▶ **Given instruction**: Present the data below as a numbered list, covering only the lines from the very first one through the line containing "cell-mtime: 2022-05-08 2... [260, 303, 360, 317]" and leaving out any blank lines.

▶ **Input material**:
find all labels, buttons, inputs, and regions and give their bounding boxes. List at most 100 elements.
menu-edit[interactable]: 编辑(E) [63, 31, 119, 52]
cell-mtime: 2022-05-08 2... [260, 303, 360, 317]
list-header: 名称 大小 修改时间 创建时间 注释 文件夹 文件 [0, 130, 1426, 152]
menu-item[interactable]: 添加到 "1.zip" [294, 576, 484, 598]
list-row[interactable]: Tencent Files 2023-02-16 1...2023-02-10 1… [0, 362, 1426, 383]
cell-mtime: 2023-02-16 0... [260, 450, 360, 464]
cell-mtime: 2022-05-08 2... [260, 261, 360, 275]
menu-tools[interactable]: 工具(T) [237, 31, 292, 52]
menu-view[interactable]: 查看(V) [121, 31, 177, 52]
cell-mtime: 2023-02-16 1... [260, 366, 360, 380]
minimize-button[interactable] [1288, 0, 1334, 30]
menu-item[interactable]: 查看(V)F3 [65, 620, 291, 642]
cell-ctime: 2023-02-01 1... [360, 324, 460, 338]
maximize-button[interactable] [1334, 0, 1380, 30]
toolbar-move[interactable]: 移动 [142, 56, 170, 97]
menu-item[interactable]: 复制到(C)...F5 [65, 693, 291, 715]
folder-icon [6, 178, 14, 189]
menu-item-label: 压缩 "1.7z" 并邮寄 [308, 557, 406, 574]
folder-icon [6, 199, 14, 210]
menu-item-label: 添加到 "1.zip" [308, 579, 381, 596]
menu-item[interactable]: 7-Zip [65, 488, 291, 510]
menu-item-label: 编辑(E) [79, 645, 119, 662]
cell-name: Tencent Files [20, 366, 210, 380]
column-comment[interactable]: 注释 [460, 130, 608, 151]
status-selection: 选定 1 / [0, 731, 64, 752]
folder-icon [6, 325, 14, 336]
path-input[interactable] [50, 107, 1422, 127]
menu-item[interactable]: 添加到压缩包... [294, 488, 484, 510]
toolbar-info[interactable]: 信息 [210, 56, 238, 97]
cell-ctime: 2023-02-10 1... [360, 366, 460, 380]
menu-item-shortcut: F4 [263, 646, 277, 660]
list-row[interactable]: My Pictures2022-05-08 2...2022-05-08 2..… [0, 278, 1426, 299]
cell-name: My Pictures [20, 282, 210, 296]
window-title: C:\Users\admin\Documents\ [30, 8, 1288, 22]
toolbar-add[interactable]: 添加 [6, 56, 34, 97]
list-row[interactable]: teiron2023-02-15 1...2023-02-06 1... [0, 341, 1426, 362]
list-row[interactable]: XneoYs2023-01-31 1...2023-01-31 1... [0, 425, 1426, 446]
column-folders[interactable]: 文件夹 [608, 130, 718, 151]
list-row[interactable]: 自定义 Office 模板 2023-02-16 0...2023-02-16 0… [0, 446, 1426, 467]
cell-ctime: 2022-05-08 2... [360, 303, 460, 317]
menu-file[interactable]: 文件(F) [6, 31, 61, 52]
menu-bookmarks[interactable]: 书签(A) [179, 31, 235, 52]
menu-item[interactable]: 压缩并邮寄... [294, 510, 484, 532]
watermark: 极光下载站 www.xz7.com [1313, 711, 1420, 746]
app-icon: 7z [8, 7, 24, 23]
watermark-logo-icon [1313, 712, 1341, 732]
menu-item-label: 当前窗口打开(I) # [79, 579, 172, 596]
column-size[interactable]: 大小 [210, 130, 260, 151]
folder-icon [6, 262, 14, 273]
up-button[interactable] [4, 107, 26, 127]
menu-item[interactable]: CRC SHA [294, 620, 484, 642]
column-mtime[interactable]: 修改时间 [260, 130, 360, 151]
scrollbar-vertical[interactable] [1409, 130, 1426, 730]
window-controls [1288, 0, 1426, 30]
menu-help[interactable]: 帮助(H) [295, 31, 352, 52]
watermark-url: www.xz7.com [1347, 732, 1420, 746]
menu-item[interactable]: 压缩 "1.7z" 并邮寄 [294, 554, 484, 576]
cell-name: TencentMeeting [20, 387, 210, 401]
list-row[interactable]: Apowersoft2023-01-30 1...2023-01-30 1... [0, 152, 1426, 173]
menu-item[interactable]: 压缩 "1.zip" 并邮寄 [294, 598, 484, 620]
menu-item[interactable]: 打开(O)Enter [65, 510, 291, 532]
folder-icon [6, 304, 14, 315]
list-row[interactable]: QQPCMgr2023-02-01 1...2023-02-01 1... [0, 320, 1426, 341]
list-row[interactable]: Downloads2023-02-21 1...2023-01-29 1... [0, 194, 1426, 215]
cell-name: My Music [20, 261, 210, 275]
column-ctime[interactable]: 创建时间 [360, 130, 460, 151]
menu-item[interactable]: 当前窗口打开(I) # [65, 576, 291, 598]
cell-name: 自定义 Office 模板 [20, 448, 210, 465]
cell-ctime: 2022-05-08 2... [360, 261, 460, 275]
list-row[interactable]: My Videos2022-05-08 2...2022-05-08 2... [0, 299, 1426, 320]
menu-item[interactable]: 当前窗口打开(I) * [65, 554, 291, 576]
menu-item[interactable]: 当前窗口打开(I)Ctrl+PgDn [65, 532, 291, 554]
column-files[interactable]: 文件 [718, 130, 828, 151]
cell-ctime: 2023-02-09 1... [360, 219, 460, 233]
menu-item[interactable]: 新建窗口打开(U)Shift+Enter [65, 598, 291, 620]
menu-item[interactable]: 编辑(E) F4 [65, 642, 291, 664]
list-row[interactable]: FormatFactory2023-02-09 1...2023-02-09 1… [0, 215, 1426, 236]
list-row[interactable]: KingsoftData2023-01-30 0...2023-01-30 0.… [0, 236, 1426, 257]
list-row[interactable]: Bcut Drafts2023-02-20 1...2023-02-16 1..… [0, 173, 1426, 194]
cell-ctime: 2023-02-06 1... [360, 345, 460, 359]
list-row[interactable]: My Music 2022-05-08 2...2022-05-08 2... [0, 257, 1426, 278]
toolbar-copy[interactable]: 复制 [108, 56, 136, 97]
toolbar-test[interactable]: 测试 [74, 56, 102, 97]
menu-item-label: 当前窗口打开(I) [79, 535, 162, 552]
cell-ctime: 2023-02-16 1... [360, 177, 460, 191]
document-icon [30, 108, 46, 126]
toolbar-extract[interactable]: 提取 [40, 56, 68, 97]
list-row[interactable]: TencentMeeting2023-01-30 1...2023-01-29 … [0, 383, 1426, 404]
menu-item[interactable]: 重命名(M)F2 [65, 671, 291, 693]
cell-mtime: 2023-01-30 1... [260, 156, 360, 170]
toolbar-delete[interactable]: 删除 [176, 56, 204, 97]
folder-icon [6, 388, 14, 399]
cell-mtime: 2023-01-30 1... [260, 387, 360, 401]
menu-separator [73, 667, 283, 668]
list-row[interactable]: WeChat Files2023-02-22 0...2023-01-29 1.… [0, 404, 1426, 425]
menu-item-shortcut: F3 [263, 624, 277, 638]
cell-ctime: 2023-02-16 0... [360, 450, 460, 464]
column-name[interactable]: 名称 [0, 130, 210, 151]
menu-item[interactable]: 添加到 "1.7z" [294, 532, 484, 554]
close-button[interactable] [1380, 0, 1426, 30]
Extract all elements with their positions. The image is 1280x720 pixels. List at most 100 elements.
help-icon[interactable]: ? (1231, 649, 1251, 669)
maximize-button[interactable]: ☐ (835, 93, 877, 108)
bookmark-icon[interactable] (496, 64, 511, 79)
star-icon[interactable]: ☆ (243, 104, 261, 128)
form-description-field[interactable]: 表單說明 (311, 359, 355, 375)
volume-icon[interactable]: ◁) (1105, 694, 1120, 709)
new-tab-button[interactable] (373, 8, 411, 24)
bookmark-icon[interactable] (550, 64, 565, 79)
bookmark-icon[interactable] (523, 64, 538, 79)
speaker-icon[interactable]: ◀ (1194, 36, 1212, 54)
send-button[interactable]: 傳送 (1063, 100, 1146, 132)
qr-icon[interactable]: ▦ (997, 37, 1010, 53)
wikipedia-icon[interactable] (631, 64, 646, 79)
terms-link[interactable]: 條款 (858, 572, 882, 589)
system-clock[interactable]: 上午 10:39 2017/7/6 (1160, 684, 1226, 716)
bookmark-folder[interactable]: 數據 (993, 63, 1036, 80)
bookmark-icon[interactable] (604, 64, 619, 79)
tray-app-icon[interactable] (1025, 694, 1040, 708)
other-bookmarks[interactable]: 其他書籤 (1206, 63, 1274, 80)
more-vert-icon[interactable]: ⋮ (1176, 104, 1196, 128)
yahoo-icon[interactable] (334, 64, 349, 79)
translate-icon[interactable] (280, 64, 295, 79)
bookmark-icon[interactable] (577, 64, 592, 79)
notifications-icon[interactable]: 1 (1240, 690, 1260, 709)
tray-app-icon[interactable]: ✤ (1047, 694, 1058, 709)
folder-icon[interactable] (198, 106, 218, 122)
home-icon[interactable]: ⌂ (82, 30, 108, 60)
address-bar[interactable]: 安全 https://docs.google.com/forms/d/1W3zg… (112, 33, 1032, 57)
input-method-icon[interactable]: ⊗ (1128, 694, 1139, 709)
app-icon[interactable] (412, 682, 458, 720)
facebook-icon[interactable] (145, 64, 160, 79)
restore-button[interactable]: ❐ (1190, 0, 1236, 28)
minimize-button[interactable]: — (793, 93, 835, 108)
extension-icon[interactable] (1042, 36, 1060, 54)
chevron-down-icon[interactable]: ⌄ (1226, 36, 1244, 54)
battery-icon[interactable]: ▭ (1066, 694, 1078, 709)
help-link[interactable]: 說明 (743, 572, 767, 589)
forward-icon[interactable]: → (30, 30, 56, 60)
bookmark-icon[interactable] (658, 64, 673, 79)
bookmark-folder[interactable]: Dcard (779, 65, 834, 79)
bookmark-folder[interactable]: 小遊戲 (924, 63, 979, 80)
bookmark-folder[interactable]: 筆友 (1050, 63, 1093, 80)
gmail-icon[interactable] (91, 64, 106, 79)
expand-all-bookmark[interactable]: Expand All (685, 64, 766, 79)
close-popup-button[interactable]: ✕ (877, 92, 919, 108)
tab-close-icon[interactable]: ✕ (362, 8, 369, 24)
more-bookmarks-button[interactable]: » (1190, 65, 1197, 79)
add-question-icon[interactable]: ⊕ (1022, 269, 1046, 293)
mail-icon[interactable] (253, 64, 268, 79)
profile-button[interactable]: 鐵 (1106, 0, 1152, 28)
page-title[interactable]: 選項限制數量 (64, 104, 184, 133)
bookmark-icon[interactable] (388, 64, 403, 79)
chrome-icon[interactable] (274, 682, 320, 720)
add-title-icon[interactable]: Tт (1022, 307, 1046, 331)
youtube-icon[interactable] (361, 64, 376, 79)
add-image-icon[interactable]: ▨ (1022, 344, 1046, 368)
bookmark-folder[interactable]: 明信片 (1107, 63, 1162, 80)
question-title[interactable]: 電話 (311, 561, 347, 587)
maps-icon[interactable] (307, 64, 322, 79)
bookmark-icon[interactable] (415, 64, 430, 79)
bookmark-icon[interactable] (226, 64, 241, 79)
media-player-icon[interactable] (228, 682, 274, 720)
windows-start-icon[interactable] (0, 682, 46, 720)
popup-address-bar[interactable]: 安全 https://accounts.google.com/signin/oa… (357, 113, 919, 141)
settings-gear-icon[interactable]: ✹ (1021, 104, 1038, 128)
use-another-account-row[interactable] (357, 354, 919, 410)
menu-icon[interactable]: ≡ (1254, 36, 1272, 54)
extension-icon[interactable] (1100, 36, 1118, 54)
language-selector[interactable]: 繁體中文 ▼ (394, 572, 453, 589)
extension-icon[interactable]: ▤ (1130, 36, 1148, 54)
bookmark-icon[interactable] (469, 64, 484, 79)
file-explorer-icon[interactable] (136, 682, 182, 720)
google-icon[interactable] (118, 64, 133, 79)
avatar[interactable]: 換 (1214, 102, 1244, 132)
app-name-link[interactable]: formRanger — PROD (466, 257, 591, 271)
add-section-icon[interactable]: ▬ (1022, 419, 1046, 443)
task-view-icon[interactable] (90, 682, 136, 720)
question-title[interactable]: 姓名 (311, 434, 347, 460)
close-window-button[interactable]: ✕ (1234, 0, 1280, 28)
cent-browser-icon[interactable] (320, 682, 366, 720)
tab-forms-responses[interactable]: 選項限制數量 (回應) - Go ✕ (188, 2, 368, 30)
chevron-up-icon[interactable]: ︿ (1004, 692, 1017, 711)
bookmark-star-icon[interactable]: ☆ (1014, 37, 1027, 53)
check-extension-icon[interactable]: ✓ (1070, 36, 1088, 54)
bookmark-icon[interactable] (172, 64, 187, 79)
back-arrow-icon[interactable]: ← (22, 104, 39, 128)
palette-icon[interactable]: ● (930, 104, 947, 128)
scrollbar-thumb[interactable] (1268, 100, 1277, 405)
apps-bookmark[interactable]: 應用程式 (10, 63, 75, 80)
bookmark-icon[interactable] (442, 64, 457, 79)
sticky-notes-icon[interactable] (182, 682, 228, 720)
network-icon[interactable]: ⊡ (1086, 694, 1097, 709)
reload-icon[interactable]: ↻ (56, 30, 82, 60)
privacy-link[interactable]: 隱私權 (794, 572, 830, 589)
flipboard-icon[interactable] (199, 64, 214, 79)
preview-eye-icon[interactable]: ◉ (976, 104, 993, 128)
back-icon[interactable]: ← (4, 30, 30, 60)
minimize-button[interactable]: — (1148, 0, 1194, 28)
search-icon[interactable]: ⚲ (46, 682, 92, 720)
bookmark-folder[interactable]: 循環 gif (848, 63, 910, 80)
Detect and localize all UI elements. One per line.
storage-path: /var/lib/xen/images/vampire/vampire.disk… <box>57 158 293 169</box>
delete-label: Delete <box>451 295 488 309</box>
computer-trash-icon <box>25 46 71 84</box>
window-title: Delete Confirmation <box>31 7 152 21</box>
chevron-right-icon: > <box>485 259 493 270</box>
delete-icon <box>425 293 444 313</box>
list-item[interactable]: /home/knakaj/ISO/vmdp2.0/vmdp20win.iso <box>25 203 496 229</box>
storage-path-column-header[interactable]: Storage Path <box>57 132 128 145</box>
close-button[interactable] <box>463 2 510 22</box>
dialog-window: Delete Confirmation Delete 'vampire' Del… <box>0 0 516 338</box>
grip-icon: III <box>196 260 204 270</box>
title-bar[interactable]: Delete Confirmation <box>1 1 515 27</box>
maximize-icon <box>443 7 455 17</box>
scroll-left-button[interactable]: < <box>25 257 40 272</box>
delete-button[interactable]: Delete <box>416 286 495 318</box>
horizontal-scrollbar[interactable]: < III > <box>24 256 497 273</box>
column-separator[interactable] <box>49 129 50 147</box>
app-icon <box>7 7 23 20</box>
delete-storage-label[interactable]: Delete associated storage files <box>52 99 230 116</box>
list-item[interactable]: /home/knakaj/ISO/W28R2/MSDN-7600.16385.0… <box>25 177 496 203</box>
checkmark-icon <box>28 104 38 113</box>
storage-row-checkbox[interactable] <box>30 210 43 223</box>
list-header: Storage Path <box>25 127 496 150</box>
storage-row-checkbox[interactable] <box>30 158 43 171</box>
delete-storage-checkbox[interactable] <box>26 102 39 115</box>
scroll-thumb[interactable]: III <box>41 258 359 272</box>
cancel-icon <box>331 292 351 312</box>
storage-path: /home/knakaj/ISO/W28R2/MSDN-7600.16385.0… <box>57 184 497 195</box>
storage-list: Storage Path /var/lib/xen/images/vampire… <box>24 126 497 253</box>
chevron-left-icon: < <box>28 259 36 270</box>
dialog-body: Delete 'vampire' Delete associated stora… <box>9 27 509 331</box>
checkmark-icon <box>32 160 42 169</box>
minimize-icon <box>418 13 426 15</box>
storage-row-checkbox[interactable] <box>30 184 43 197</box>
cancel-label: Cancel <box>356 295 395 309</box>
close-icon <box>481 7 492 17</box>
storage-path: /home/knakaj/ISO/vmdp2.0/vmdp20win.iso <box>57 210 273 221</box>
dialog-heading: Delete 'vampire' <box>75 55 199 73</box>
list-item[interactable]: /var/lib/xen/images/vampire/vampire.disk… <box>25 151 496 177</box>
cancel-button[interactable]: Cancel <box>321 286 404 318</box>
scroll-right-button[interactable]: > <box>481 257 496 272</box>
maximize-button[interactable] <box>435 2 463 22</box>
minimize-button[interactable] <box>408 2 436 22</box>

▶ **Task response**:
1. find all labels, buttons, inputs, and regions and give their bounding boxes. List at most 100 elements.
2. menu-edit[interactable]: 编辑(E) [63, 31, 119, 52]
3. cell-mtime: 2022-05-08 2... [260, 303, 360, 317]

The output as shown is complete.